> _Dataset entries on figures_:
-------------------------
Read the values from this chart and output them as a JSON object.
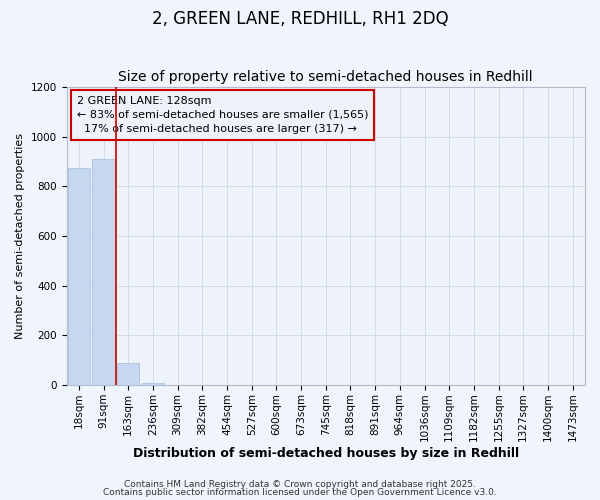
{
  "title": "2, GREEN LANE, REDHILL, RH1 2DQ",
  "subtitle": "Size of property relative to semi-detached houses in Redhill",
  "xlabel": "Distribution of semi-detached houses by size in Redhill",
  "ylabel": "Number of semi-detached properties",
  "bar_labels": [
    "18sqm",
    "91sqm",
    "163sqm",
    "236sqm",
    "309sqm",
    "382sqm",
    "454sqm",
    "527sqm",
    "600sqm",
    "673sqm",
    "745sqm",
    "818sqm",
    "891sqm",
    "964sqm",
    "1036sqm",
    "1109sqm",
    "1182sqm",
    "1255sqm",
    "1327sqm",
    "1400sqm",
    "1473sqm"
  ],
  "bar_values": [
    875,
    910,
    90,
    8,
    2,
    1,
    0,
    0,
    0,
    0,
    0,
    0,
    0,
    0,
    0,
    0,
    0,
    0,
    0,
    0,
    0
  ],
  "bar_color": "#c5d8f0",
  "bar_edge_color": "#a0bcd8",
  "grid_color": "#d0dcea",
  "background_color": "#f0f4fc",
  "plot_bg_color": "#eef2fa",
  "annotation_text": "2 GREEN LANE: 128sqm\n← 83% of semi-detached houses are smaller (1,565)\n  17% of semi-detached houses are larger (317) →",
  "annotation_box_color": "#cc0000",
  "vline_x": 1.5,
  "vline_color": "#cc0000",
  "ylim": [
    0,
    1200
  ],
  "yticks": [
    0,
    200,
    400,
    600,
    800,
    1000,
    1200
  ],
  "footer_line1": "Contains HM Land Registry data © Crown copyright and database right 2025.",
  "footer_line2": "Contains public sector information licensed under the Open Government Licence v3.0.",
  "title_fontsize": 12,
  "subtitle_fontsize": 10,
  "xlabel_fontsize": 9,
  "ylabel_fontsize": 8,
  "tick_fontsize": 7.5,
  "footer_fontsize": 6.5,
  "annotation_fontsize": 8
}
-------------------------
> _Instructions for the task_: Copy all lines from the listing that contain "LANE".

> _Answer for this exercise_:
  "title": "2, GREEN LANE, REDHILL, RH1 2DQ",
  "annotation_text": "2 GREEN LANE: 128sqm\n← 83% of semi-detached houses are smaller (1,565)\n  17% of semi-detached houses are larger (317) →",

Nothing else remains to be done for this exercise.